(Dataset records)
======

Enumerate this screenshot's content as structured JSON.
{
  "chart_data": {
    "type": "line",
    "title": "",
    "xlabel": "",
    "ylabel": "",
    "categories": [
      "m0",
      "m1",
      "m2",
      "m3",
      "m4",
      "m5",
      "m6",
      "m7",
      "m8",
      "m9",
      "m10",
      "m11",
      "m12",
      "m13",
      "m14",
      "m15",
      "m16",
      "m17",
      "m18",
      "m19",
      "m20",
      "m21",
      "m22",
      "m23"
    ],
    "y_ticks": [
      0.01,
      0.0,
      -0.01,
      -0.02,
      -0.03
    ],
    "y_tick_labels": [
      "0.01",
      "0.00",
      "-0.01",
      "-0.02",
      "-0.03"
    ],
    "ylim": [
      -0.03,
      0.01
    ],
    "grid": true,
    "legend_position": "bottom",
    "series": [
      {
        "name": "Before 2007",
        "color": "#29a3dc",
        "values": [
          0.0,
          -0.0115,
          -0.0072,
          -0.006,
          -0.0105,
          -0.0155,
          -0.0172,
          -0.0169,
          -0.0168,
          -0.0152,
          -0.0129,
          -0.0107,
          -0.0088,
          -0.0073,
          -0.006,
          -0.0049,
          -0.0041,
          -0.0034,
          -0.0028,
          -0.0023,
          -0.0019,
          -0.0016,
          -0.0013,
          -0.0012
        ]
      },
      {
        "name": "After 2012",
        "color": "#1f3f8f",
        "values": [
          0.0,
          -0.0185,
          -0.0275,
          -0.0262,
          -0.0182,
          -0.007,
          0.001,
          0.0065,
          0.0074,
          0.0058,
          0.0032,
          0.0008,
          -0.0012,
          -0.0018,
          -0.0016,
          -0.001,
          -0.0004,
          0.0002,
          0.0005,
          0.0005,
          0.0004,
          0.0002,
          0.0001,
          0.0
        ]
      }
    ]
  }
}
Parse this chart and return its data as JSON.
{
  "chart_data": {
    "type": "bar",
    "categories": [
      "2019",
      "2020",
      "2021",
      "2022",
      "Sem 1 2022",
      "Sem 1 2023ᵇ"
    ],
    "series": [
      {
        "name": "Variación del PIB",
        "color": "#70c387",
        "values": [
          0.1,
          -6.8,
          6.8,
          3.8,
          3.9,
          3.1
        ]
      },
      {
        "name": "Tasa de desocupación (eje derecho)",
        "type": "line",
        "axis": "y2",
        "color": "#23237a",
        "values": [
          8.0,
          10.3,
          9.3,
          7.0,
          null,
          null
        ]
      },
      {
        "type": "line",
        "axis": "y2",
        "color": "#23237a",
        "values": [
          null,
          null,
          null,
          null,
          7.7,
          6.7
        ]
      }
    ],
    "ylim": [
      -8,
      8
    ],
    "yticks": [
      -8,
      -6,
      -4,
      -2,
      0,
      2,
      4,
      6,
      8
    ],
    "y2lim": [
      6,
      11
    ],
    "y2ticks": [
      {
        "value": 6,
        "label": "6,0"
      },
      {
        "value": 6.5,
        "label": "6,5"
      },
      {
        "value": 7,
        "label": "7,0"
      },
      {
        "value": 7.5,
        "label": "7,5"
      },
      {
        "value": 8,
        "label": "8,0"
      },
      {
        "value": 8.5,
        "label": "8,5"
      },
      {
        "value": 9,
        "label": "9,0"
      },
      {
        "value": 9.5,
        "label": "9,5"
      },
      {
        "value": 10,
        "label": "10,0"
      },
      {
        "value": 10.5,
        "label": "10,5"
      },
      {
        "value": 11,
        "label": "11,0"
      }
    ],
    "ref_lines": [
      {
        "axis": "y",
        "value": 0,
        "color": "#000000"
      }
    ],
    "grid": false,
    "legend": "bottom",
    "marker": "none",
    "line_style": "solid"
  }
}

======

• [Problem] Return every line of the material exactly.

• [Solution]
Enumerate this screenshot's content as structured JSON.
{
  "chart_data": {
    "type": "line",
    "title": "",
    "xlabel": "",
    "ylabel": "",
    "categories": [
      "m0",
      "m1",
      "m2",
      "m3",
      "m4",
      "m5",
      "m6",
      "m7",
      "m8",
      "m9",
      "m10",
      "m11",
      "m12",
      "m13",
      "m14",
      "m15",
      "m16",
      "m17",
      "m18",
      "m19",
      "m20",
      "m21",
      "m22",
      "m23"
    ],
    "y_ticks": [
      0.01,
      0.0,
      -0.01,
      -0.02,
      -0.03
    ],
    "y_tick_labels": [
      "0.01",
      "0.00",
      "-0.01",
      "-0.02",
      "-0.03"
    ],
    "ylim": [
      -0.03,
      0.01
    ],
    "grid": true,
    "legend_position": "bottom",
    "series": [
      {
        "name": "Before 2007",
        "color": "#29a3dc",
        "values": [
          0.0,
          -0.0115,
          -0.0072,
          -0.006,
          -0.0105,
          -0.0155,
          -0.0172,
          -0.0169,
          -0.0168,
          -0.0152,
          -0.0129,
          -0.0107,
          -0.0088,
          -0.0073,
          -0.006,
          -0.0049,
          -0.0041,
          -0.0034,
          -0.0028,
          -0.0023,
          -0.0019,
          -0.0016,
          -0.0013,
          -0.0012
        ]
      },
      {
        "name": "After 2012",
        "color": "#1f3f8f",
        "values": [
          0.0,
          -0.0185,
          -0.0275,
          -0.0262,
          -0.0182,
          -0.007,
          0.001,
          0.0065,
          0.0074,
          0.0058,
          0.0032,
          0.0008,
          -0.0012,
          -0.0018,
          -0.0016,
          -0.001,
          -0.0004,
          0.0002,
          0.0005,
          0.0005,
          0.0004,
          0.0002,
          0.0001,
          0.0
        ]
      }
    ]
  }
}
Parse this chart and return its data as JSON.
{
  "chart_data": {
    "type": "bar",
    "categories": [
      "2019",
      "2020",
      "2021",
      "2022",
      "Sem 1 2022",
      "Sem 1 2023ᵇ"
    ],
    "series": [
      {
        "name": "Variación del PIB",
        "color": "#70c387",
        "values": [
          0.1,
          -6.8,
          6.8,
          3.8,
          3.9,
          3.1
        ]
      },
      {
        "name": "Tasa de desocupación (eje derecho)",
        "type": "line",
        "axis": "y2",
        "color": "#23237a",
        "values": [
          8.0,
          10.3,
          9.3,
          7.0,
          null,
          null
        ]
      },
      {
        "type": "line",
        "axis": "y2",
        "color": "#23237a",
        "values": [
          null,
          null,
          null,
          null,
          7.7,
          6.7
        ]
      }
    ],
    "ylim": [
      -8,
      8
    ],
    "yticks": [
      -8,
      -6,
      -4,
      -2,
      0,
      2,
      4,
      6,
      8
    ],
    "y2lim": [
      6,
      11
    ],
    "y2ticks": [
      {
        "value": 6,
        "label": "6,0"
      },
      {
        "value": 6.5,
        "label": "6,5"
      },
      {
        "value": 7,
        "label": "7,0"
      },
      {
        "value": 7.5,
        "label": "7,5"
      },
      {
        "value": 8,
        "label": "8,0"
      },
      {
        "value": 8.5,
        "label": "8,5"
      },
      {
        "value": 9,
        "label": "9,0"
      },
      {
        "value": 9.5,
        "label": "9,5"
      },
      {
        "value": 10,
        "label": "10,0"
      },
      {
        "value": 10.5,
        "label": "10,5"
      },
      {
        "value": 11,
        "label": "11,0"
      }
    ],
    "ref_lines": [
      {
        "axis": "y",
        "value": 0,
        "color": "#000000"
      }
    ],
    "grid": false,
    "legend": "bottom",
    "marker": "none",
    "line_style": "solid"
  }
}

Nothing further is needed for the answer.